## Dataset listings of figures
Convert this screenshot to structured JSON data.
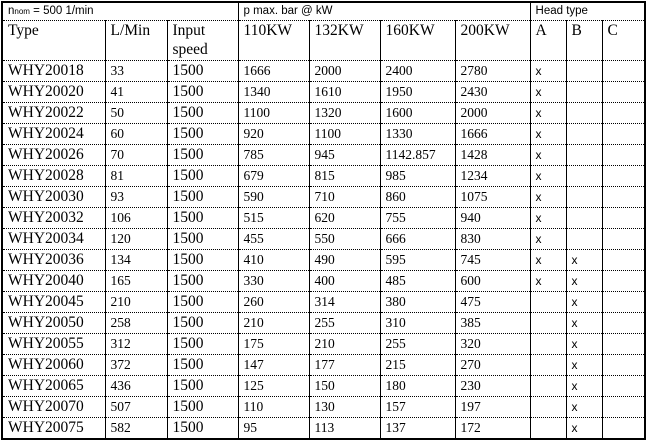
{
  "header": {
    "nominal_speed": "n",
    "nominal_speed_sub": "nom",
    "nominal_speed_value": " = 500 1/min",
    "pressure_group": "p max. bar @ kW",
    "head_type_group": "Head type",
    "columns": [
      "Type",
      "L/Min",
      "Input speed",
      "110KW",
      "132KW",
      "160KW",
      "200KW",
      "A",
      "B",
      "C"
    ]
  },
  "rows": [
    [
      "WHY20018",
      "33",
      "1500",
      "1666",
      "2000",
      "2400",
      "2780",
      "x",
      "",
      ""
    ],
    [
      "WHY20020",
      "41",
      "1500",
      "1340",
      "1610",
      "1950",
      "2430",
      "x",
      "",
      ""
    ],
    [
      "WHY20022",
      "50",
      "1500",
      "1100",
      "1320",
      "1600",
      "2000",
      "x",
      "",
      ""
    ],
    [
      "WHY20024",
      "60",
      "1500",
      "920",
      "1100",
      "1330",
      "1666",
      "x",
      "",
      ""
    ],
    [
      "WHY20026",
      "70",
      "1500",
      "785",
      "945",
      "1142.857",
      "1428",
      "x",
      "",
      ""
    ],
    [
      "WHY20028",
      "81",
      "1500",
      "679",
      "815",
      "985",
      "1234",
      "x",
      "",
      ""
    ],
    [
      "WHY20030",
      "93",
      "1500",
      "590",
      "710",
      "860",
      "1075",
      "x",
      "",
      ""
    ],
    [
      "WHY20032",
      "106",
      "1500",
      "515",
      "620",
      "755",
      "940",
      "x",
      "",
      ""
    ],
    [
      "WHY20034",
      "120",
      "1500",
      "455",
      "550",
      "666",
      "830",
      "x",
      "",
      ""
    ],
    [
      "WHY20036",
      "134",
      "1500",
      "410",
      "490",
      "595",
      "745",
      "x",
      "x",
      ""
    ],
    [
      "WHY20040",
      "165",
      "1500",
      "330",
      "400",
      "485",
      "600",
      "x",
      "x",
      ""
    ],
    [
      "WHY20045",
      "210",
      "1500",
      "260",
      "314",
      "380",
      "475",
      "",
      "x",
      ""
    ],
    [
      "WHY20050",
      "258",
      "1500",
      "210",
      "255",
      "310",
      "385",
      "",
      "x",
      ""
    ],
    [
      "WHY20055",
      "312",
      "1500",
      "175",
      "210",
      "255",
      "320",
      "",
      "x",
      ""
    ],
    [
      "WHY20060",
      "372",
      "1500",
      "147",
      "177",
      "215",
      "270",
      "",
      "x",
      ""
    ],
    [
      "WHY20065",
      "436",
      "1500",
      "125",
      "150",
      "180",
      "230",
      "",
      "x",
      ""
    ],
    [
      "WHY20070",
      "507",
      "1500",
      "110",
      "130",
      "157",
      "197",
      "",
      "x",
      ""
    ],
    [
      "WHY20075",
      "582",
      "1500",
      "95",
      "113",
      "137",
      "172",
      "",
      "x",
      ""
    ]
  ]
}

## What needs to be done
Take the records above and transcribe them exactly, dropping every picture.

## Response to the task
Convert this screenshot to structured JSON data.
{
  "header": {
    "nominal_speed": "n",
    "nominal_speed_sub": "nom",
    "nominal_speed_value": " = 500 1/min",
    "pressure_group": "p max. bar @ kW",
    "head_type_group": "Head type",
    "columns": [
      "Type",
      "L/Min",
      "Input speed",
      "110KW",
      "132KW",
      "160KW",
      "200KW",
      "A",
      "B",
      "C"
    ]
  },
  "rows": [
    [
      "WHY20018",
      "33",
      "1500",
      "1666",
      "2000",
      "2400",
      "2780",
      "x",
      "",
      ""
    ],
    [
      "WHY20020",
      "41",
      "1500",
      "1340",
      "1610",
      "1950",
      "2430",
      "x",
      "",
      ""
    ],
    [
      "WHY20022",
      "50",
      "1500",
      "1100",
      "1320",
      "1600",
      "2000",
      "x",
      "",
      ""
    ],
    [
      "WHY20024",
      "60",
      "1500",
      "920",
      "1100",
      "1330",
      "1666",
      "x",
      "",
      ""
    ],
    [
      "WHY20026",
      "70",
      "1500",
      "785",
      "945",
      "1142.857",
      "1428",
      "x",
      "",
      ""
    ],
    [
      "WHY20028",
      "81",
      "1500",
      "679",
      "815",
      "985",
      "1234",
      "x",
      "",
      ""
    ],
    [
      "WHY20030",
      "93",
      "1500",
      "590",
      "710",
      "860",
      "1075",
      "x",
      "",
      ""
    ],
    [
      "WHY20032",
      "106",
      "1500",
      "515",
      "620",
      "755",
      "940",
      "x",
      "",
      ""
    ],
    [
      "WHY20034",
      "120",
      "1500",
      "455",
      "550",
      "666",
      "830",
      "x",
      "",
      ""
    ],
    [
      "WHY20036",
      "134",
      "1500",
      "410",
      "490",
      "595",
      "745",
      "x",
      "x",
      ""
    ],
    [
      "WHY20040",
      "165",
      "1500",
      "330",
      "400",
      "485",
      "600",
      "x",
      "x",
      ""
    ],
    [
      "WHY20045",
      "210",
      "1500",
      "260",
      "314",
      "380",
      "475",
      "",
      "x",
      ""
    ],
    [
      "WHY20050",
      "258",
      "1500",
      "210",
      "255",
      "310",
      "385",
      "",
      "x",
      ""
    ],
    [
      "WHY20055",
      "312",
      "1500",
      "175",
      "210",
      "255",
      "320",
      "",
      "x",
      ""
    ],
    [
      "WHY20060",
      "372",
      "1500",
      "147",
      "177",
      "215",
      "270",
      "",
      "x",
      ""
    ],
    [
      "WHY20065",
      "436",
      "1500",
      "125",
      "150",
      "180",
      "230",
      "",
      "x",
      ""
    ],
    [
      "WHY20070",
      "507",
      "1500",
      "110",
      "130",
      "157",
      "197",
      "",
      "x",
      ""
    ],
    [
      "WHY20075",
      "582",
      "1500",
      "95",
      "113",
      "137",
      "172",
      "",
      "x",
      ""
    ]
  ]
}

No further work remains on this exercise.